-- START Working data --

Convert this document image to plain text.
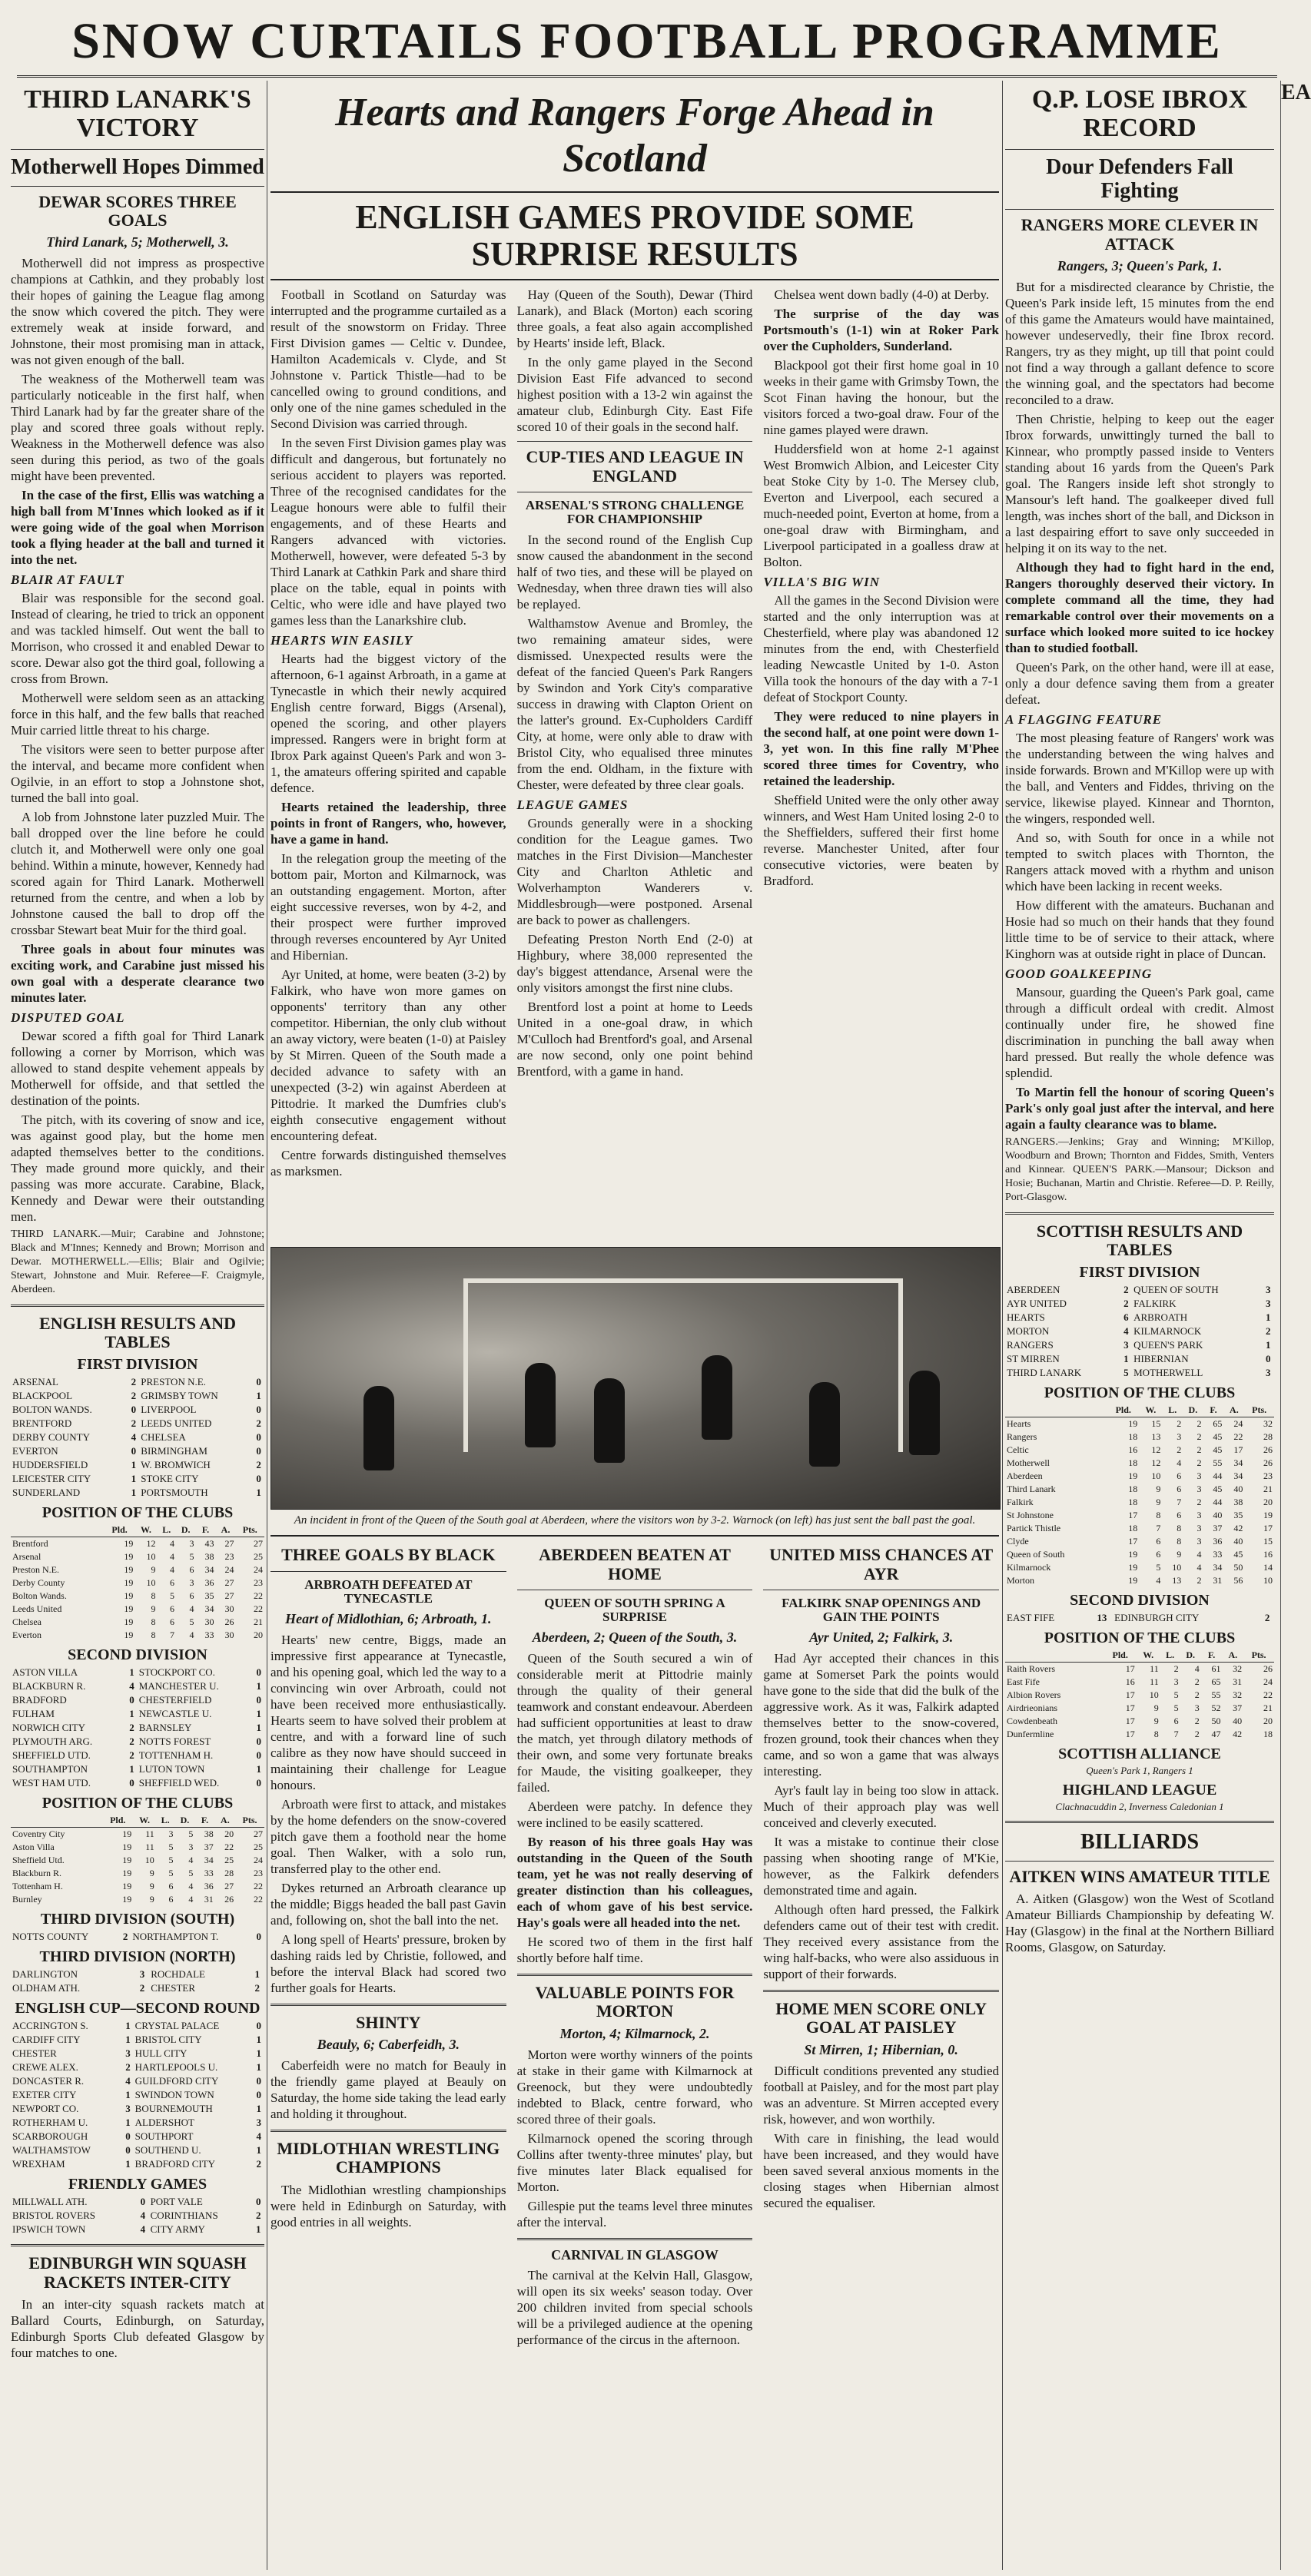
SNOW CURTAILS FOOTBALL PROGRAMME
THIRD LANARK'S VICTORY
Motherwell Hopes Dimmed
DEWAR SCORES THREE GOALS
Third Lanark, 5; Motherwell, 3.

Motherwell did not impress as prospective champions at Cathkin, and they probably lost their hopes of gaining the League flag among the snow which covered the pitch. They were extremely weak at inside forward, and Johnstone, their most promising man in attack, was not given enough of the ball.

The weakness of the Motherwell team was particularly noticeable in the first half, when Third Lanark had by far the greater share of the play and scored three goals without reply. Weakness in the Motherwell defence was also seen during this period, as two of the goals might have been prevented.

In the case of the first, Ellis was watching a high ball from M'Innes which looked as if it were going wide of the goal when Morrison took a flying header at the ball and turned it into the net.

BLAIR AT FAULT

Blair was responsible for the second goal. Instead of clearing, he tried to trick an opponent and was tackled himself. Out went the ball to Morrison, who crossed it and enabled Dewar to score. Dewar also got the third goal, following a cross from Brown.

Motherwell were seldom seen as an attacking force in this half, and the few balls that reached Muir carried little threat to his charge.

The visitors were seen to better purpose after the interval, and became more confident when Ogilvie, in an effort to stop a Johnstone shot, turned the ball into goal.

A lob from Johnstone later puzzled Muir. The ball dropped over the line before he could clutch it, and Motherwell were only one goal behind. Within a minute, however, Kennedy had scored again for Third Lanark. Motherwell returned from the centre, and when a lob by Johnstone caused the ball to drop off the crossbar Stewart beat Muir for the third goal.

Three goals in about four minutes was exciting work, and Carabine just missed his own goal with a desperate clearance two minutes later.

DISPUTED GOAL

Dewar scored a fifth goal for Third Lanark following a corner by Morrison, which was allowed to stand despite vehement appeals by Motherwell for offside, and that settled the destination of the points.

The pitch, with its covering of snow and ice, was against good play, but the home men adapted themselves better to the conditions. They made ground more quickly, and their passing was more accurate. Carabine, Black, Kennedy and Dewar were their outstanding men.

THIRD LANARK.—Muir; Carabine and Johnstone; Black and M'Innes; Kennedy and Brown; Morrison and Dewar. MOTHERWELL.—Ellis; Blair and Ogilvie; Stewart, Johnstone and Muir. Referee—F. Craigmyle, Aberdeen.
ENGLISH RESULTS AND TABLES
FIRST DIVISION
ARSENAL	2	PRESTON N.E.	0
BLACKPOOL	2	GRIMSBY TOWN	1
BOLTON WANDS.	0	LIVERPOOL	0
BRENTFORD	2	LEEDS UNITED	2
DERBY COUNTY	4	CHELSEA	0
EVERTON	0	BIRMINGHAM	0
HUDDERSFIELD	1	W. BROMWICH	2
LEICESTER CITY	1	STOKE CITY	0
SUNDERLAND	1	PORTSMOUTH	1
POSITION OF THE CLUBS
	Pld.	W.	L.	D.	F.	A.	Pts.
Brentford	19	12	4	3	43	27	27
Arsenal	19	10	4	5	38	23	25
Preston N.E.	19	9	4	6	34	24	24
Derby County	19	10	6	3	36	27	23
Bolton Wands.	19	8	5	6	35	27	22
Leeds United	19	9	6	4	34	30	22
Chelsea	19	8	6	5	30	26	21
Everton	19	8	7	4	33	30	20
SECOND DIVISION
ASTON VILLA	1	STOCKPORT CO.	0
BLACKBURN R.	4	MANCHESTER U.	1
BRADFORD	0	CHESTERFIELD	0
FULHAM	1	NEWCASTLE U.	1
NORWICH CITY	2	BARNSLEY	1
PLYMOUTH ARG.	2	NOTTS FOREST	0
SHEFFIELD UTD.	2	TOTTENHAM H.	0
SOUTHAMPTON	1	LUTON TOWN	1
WEST HAM UTD.	0	SHEFFIELD WED.	0
POSITION OF THE CLUBS
	Pld.	W.	L.	D.	F.	A.	Pts.
Coventry City	19	11	3	5	38	20	27
Aston Villa	19	11	5	3	37	22	25
Sheffield Utd.	19	10	5	4	34	25	24
Blackburn R.	19	9	5	5	33	28	23
Tottenham H.	19	9	6	4	36	27	22
Burnley	19	9	6	4	31	26	22
THIRD DIVISION (SOUTH)
NOTTS COUNTY	2	NORTHAMPTON T.	0
THIRD DIVISION (NORTH)
DARLINGTON	3	ROCHDALE	1
OLDHAM ATH.	2	CHESTER	2
ENGLISH CUP—SECOND ROUND
ACCRINGTON S.	1	CRYSTAL PALACE	0
CARDIFF CITY	1	BRISTOL CITY	1
CHESTER	3	HULL CITY	1
CREWE ALEX.	2	HARTLEPOOLS U.	1
DONCASTER R.	4	GUILDFORD CITY	0
EXETER CITY	1	SWINDON TOWN	0
NEWPORT CO.	3	BOURNEMOUTH	1
ROTHERHAM U.	1	ALDERSHOT	3
SCARBOROUGH	0	SOUTHPORT	4
WALTHAMSTOW	0	SOUTHEND U.	1
WREXHAM	1	BRADFORD CITY	2
FRIENDLY GAMES
MILLWALL ATH.	0	PORT VALE	0
BRISTOL ROVERS	4	CORINTHIANS	2
IPSWICH TOWN	4	CITY ARMY	1
EDINBURGH WIN SQUASH RACKETS INTER-CITY

In an inter-city squash rackets match at Ballard Courts, Edinburgh, on Saturday, Edinburgh Sports Club defeated Glasgow by four matches to one.

Hearts and Rangers Forge Ahead in Scotland
ENGLISH GAMES PROVIDE SOME SURPRISE RESULTS

Football in Scotland on Saturday was interrupted and the programme curtailed as a result of the snowstorm on Friday. Three First Division games — Celtic v. Dundee, Hamilton Academicals v. Clyde, and St Johnstone v. Partick Thistle—had to be cancelled owing to ground conditions, and only one of the nine games scheduled in the Second Division was carried through.

In the seven First Division games play was difficult and dangerous, but fortunately no serious accident to players was reported. Three of the recognised candidates for the League honours were able to fulfil their engagements, and of these Hearts and Rangers advanced with victories. Motherwell, however, were defeated 5-3 by Third Lanark at Cathkin Park and share third place on the table, equal in points with Celtic, who were idle and have played two games less than the Lanarkshire club.

HEARTS WIN EASILY

Hearts had the biggest victory of the afternoon, 6-1 against Arbroath, in a game at Tynecastle in which their newly acquired English centre forward, Biggs (Arsenal), opened the scoring, and other players impressed. Rangers were in bright form at Ibrox Park against Queen's Park and won 3-1, the amateurs offering spirited and capable defence.

Hearts retained the leadership, three points in front of Rangers, who, however, have a game in hand.

In the relegation group the meeting of the bottom pair, Morton and Kilmarnock, was an outstanding engagement. Morton, after eight successive reverses, won by 4-2, and their prospect were further improved through reverses encountered by Ayr United and Hibernian.

Ayr United, at home, were beaten (3-2) by Falkirk, who have won more games on opponents' territory than any other competitor. Hibernian, the only club without an away victory, were beaten (1-0) at Paisley by St Mirren. Queen of the South made a decided advance to safety with an unexpected (3-2) win against Aberdeen at Pittodrie. It marked the Dumfries club's eighth consecutive engagement without encountering defeat.

Centre forwards distinguished themselves as marksmen.

Hay (Queen of the South), Dewar (Third Lanark), and Black (Morton) each scoring three goals, a feat also again accomplished by Hearts' inside left, Black.

In the only game played in the Second Division East Fife advanced to second highest position with a 13-2 win against the amateur club, Edinburgh City. East Fife scored 10 of their goals in the second half.

CUP-TIES AND LEAGUE IN ENGLAND
ARSENAL'S STRONG CHALLENGE FOR CHAMPIONSHIP

In the second round of the English Cup snow caused the abandonment in the second half of two ties, and these will be played on Wednesday, when three drawn ties will also be replayed.

Walthamstow Avenue and Bromley, the two remaining amateur sides, were dismissed. Unexpected results were the defeat of the fancied Queen's Park Rangers by Swindon and York City's comparative success in drawing with Clapton Orient on the latter's ground. Ex-Cupholders Cardiff City, at home, were only able to draw with Bristol City, who equalised three minutes from the end. Oldham, in the fixture with Chester, were defeated by three clear goals.

LEAGUE GAMES

Grounds generally were in a shocking condition for the League games. Two matches in the First Division—Manchester City and Charlton Athletic and Wolverhampton Wanderers v. Middlesbrough—were postponed. Arsenal are back to power as challengers.

Defeating Preston North End (2-0) at Highbury, where 38,000 represented the day's biggest attendance, Arsenal were the only visitors amongst the first nine clubs.

Brentford lost a point at home to Leeds United in a one-goal draw, in which M'Culloch had Brentford's goal, and Arsenal are now second, only one point behind Brentford, with a game in hand.

Chelsea went down badly (4-0) at Derby.

The surprise of the day was Portsmouth's (1-1) win at Roker Park over the Cupholders, Sunderland.

Blackpool got their first home goal in 10 weeks in their game with Grimsby Town, the Scot Finan having the honour, but the visitors forced a two-goal draw. Four of the nine games played were drawn.

Huddersfield won at home 2-1 against West Bromwich Albion, and Leicester City beat Stoke City by 1-0. The Mersey club, Everton and Liverpool, each secured a much-needed point, Everton at home, from a one-goal draw with Birmingham, and Liverpool participated in a goalless draw at Bolton.

VILLA'S BIG WIN

All the games in the Second Division were started and the only interruption was at Chesterfield, where play was abandoned 12 minutes from the end, with Chesterfield leading Newcastle United by 1-0. Aston Villa took the honours of the day with a 7-1 defeat of Stockport County.

They were reduced to nine players in the second half, at one point were down 1-3, yet won. In this fine rally M'Phee scored three times for Coventry, who retained the leadership.

Sheffield United were the only other away winners, and West Ham United losing 2-0 to the Sheffielders, suffered their first home reverse. Manchester United, after four consecutive victories, were beaten by Bradford.

An incident in front of the Queen of the South goal at Aberdeen, where the visitors won by 3-2. Warnock (on left) has just sent the ball past the goal.
THREE GOALS BY BLACK
ARBROATH DEFEATED AT TYNECASTLE
Heart of Midlothian, 6; Arbroath, 1.

Hearts' new centre, Biggs, made an impressive first appearance at Tynecastle, and his opening goal, which led the way to a convincing win over Arbroath, could not have been received more enthusiastically. Hearts seem to have solved their problem at centre, and with a forward line of such calibre as they now have should succeed in maintaining their challenge for League honours.

Arbroath were first to attack, and mistakes by the home defenders on the snow-covered pitch gave them a foothold near the home goal. Then Walker, with a solo run, transferred play to the other end.

Dykes returned an Arbroath clearance up the middle; Biggs headed the ball past Gavin and, following on, shot the ball into the net.

A long spell of Hearts' pressure, broken by dashing raids led by Christie, followed, and before the interval Black had scored two further goals for Hearts.

SHINTY
Beauly, 6; Caberfeidh, 3.

Caberfeidh were no match for Beauly in the friendly game played at Beauly on Saturday, the home side taking the lead early and holding it throughout.

MIDLOTHIAN WRESTLING CHAMPIONS

The Midlothian wrestling championships were held in Edinburgh on Saturday, with good entries in all weights.

ABERDEEN BEATEN AT HOME
QUEEN OF SOUTH SPRING A SURPRISE
Aberdeen, 2; Queen of the South, 3.

Queen of the South secured a win of considerable merit at Pittodrie mainly through the quality of their general teamwork and constant endeavour. Aberdeen had sufficient opportunities at least to draw the match, yet through dilatory methods of their own, and some very fortunate breaks for Maude, the visiting goalkeeper, they failed.

Aberdeen were patchy. In defence they were inclined to be easily scattered.

By reason of his three goals Hay was outstanding in the Queen of the South team, yet he was not really deserving of greater distinction than his colleagues, each of whom gave of his best service. Hay's goals were all headed into the net.

He scored two of them in the first half shortly before half time.

VALUABLE POINTS FOR MORTON
Morton, 4; Kilmarnock, 2.

Morton were worthy winners of the points at stake in their game with Kilmarnock at Greenock, but they were undoubtedly indebted to Black, centre forward, who scored three of their goals.

Kilmarnock opened the scoring through Collins after twenty-three minutes' play, but five minutes later Black equalised for Morton.

Gillespie put the teams level three minutes after the interval.

CARNIVAL IN GLASGOW

The carnival at the Kelvin Hall, Glasgow, will open its six weeks' season today. Over 200 children invited from special schools will be a privileged audience at the opening performance of the circus in the afternoon.

UNITED MISS CHANCES AT AYR
FALKIRK SNAP OPENINGS AND GAIN THE POINTS
Ayr United, 2; Falkirk, 3.

Had Ayr accepted their chances in this game at Somerset Park the points would have gone to the side that did the bulk of the aggressive work. As it was, Falkirk adapted themselves better to the snow-covered, frozen ground, took their chances when they came, and so won a game that was always interesting.

Ayr's fault lay in being too slow in attack. Much of their approach play was well conceived and cleverly executed.

It was a mistake to continue their close passing when shooting range of M'Kie, however, as the Falkirk defenders demonstrated time and again.

Although often hard pressed, the Falkirk defenders came out of their test with credit. They received every assistance from the wing half-backs, who were also assiduous in support of their forwards.

HOME MEN SCORE ONLY GOAL AT PAISLEY
St Mirren, 1; Hibernian, 0.

Difficult conditions prevented any studied football at Paisley, and for the most part play was an adventure. St Mirren accepted every risk, however, and won worthily.

With care in finishing, the lead would have been increased, and they would have been saved several anxious moments in the closing stages when Hibernian almost secured the equaliser.

Q.P. LOSE IBROX RECORD
Dour Defenders Fall Fighting
RANGERS MORE CLEVER IN ATTACK
Rangers, 3; Queen's Park, 1.

But for a misdirected clearance by Christie, the Queen's Park inside left, 15 minutes from the end of this game the Amateurs would have maintained, however undeservedly, their fine Ibrox record. Rangers, try as they might, up till that point could not find a way through a gallant defence to score the winning goal, and the spectators had become reconciled to a draw.

Then Christie, helping to keep out the eager Ibrox forwards, unwittingly turned the ball to Kinnear, who promptly passed inside to Venters standing about 16 yards from the Queen's Park goal. The Rangers inside left shot strongly to Mansour's left hand. The goalkeeper dived full length, was inches short of the ball, and Dickson in a last despairing effort to save only succeeded in helping it on its way to the net.

Although they had to fight hard in the end, Rangers thoroughly deserved their victory. In complete command all the time, they had remarkable control over their movements on a surface which looked more suited to ice hockey than to studied football.

Queen's Park, on the other hand, were ill at ease, only a dour defence saving them from a greater defeat.

A FLAGGING FEATURE

The most pleasing feature of Rangers' work was the understanding between the wing halves and inside forwards. Brown and M'Killop were up with the ball, and Venters and Fiddes, thriving on the service, likewise played. Kinnear and Thornton, the wingers, responded well.

And so, with South for once in a while not tempted to switch places with Thornton, the Rangers attack moved with a rhythm and unison which have been lacking in recent weeks.

How different with the amateurs. Buchanan and Hosie had so much on their hands that they found little time to be of service to their attack, where Kinghorn was at outside right in place of Duncan.

GOOD GOALKEEPING

Mansour, guarding the Queen's Park goal, came through a difficult ordeal with credit. Almost continually under fire, he showed fine discrimination in punching the ball away when hard pressed. But really the whole defence was splendid.

To Martin fell the honour of scoring Queen's Park's only goal just after the interval, and here again a faulty clearance was to blame.

RANGERS.—Jenkins; Gray and Winning; M'Killop, Woodburn and Brown; Thornton and Fiddes, Smith, Venters and Kinnear. QUEEN'S PARK.—Mansour; Dickson and Hosie; Buchanan, Martin and Christie. Referee—D. P. Reilly, Port-Glasgow.
SCOTTISH RESULTS AND TABLES
FIRST DIVISION
ABERDEEN	2	QUEEN OF SOUTH	3
AYR UNITED	2	FALKIRK	3
HEARTS	6	ARBROATH	1
MORTON	4	KILMARNOCK	2
RANGERS	3	QUEEN'S PARK	1
ST MIRREN	1	HIBERNIAN	0
THIRD LANARK	5	MOTHERWELL	3
POSITION OF THE CLUBS
	Pld.	W.	L.	D.	F.	A.	Pts.
Hearts	19	15	2	2	65	24	32
Rangers	18	13	3	2	45	22	28
Celtic	16	12	2	2	45	17	26
Motherwell	18	12	4	2	55	34	26
Aberdeen	19	10	6	3	44	34	23
Third Lanark	18	9	6	3	45	40	21
Falkirk	18	9	7	2	44	38	20
St Johnstone	17	8	6	3	40	35	19
Partick Thistle	18	7	8	3	37	42	17
Clyde	17	6	8	3	36	40	15
Queen of South	19	6	9	4	33	45	16
Kilmarnock	19	5	10	4	34	50	14
Morton	19	4	13	2	31	56	10
SECOND DIVISION
EAST FIFE	13	EDINBURGH CITY	2
POSITION OF THE CLUBS
	Pld.	W.	L.	D.	F.	A.	Pts.
Raith Rovers	17	11	2	4	61	32	26
East Fife	16	11	3	2	65	31	24
Albion Rovers	17	10	5	2	55	32	22
Airdrieonians	17	9	5	3	52	37	21
Cowdenbeath	17	9	6	2	50	40	20
Dunfermline	17	8	7	2	47	42	18
SCOTTISH ALLIANCE
Queen's Park 1, Rangers 1
HIGHLAND LEAGUE
Clachnacuddin 2, Inverness Caledonian 1
BILLIARDS
AITKEN WINS AMATEUR TITLE

A. Aitken (Glasgow) won the West of Scotland Amateur Billiards Championship by defeating W. Hay (Glasgow) in the final at the Northern Billiard Rooms, Glasgow, on Saturday.

EA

-- END Working data --

Pick out the lines above containing the word "Partick", then copy them.

* In response *
Football in Scotland on Saturday was interrupted and the programme curtailed as a result of the snowstorm on Friday. Three First Division games — Celtic v. Dundee, Hamilton Academicals v. Clyde, and St Johnstone v. Partick Thistle—had to be cancelled owing to ground conditions, and only one of the nine games scheduled in the Second Division was carried through.
Partick Thistle	18	7	8	3	37	42	17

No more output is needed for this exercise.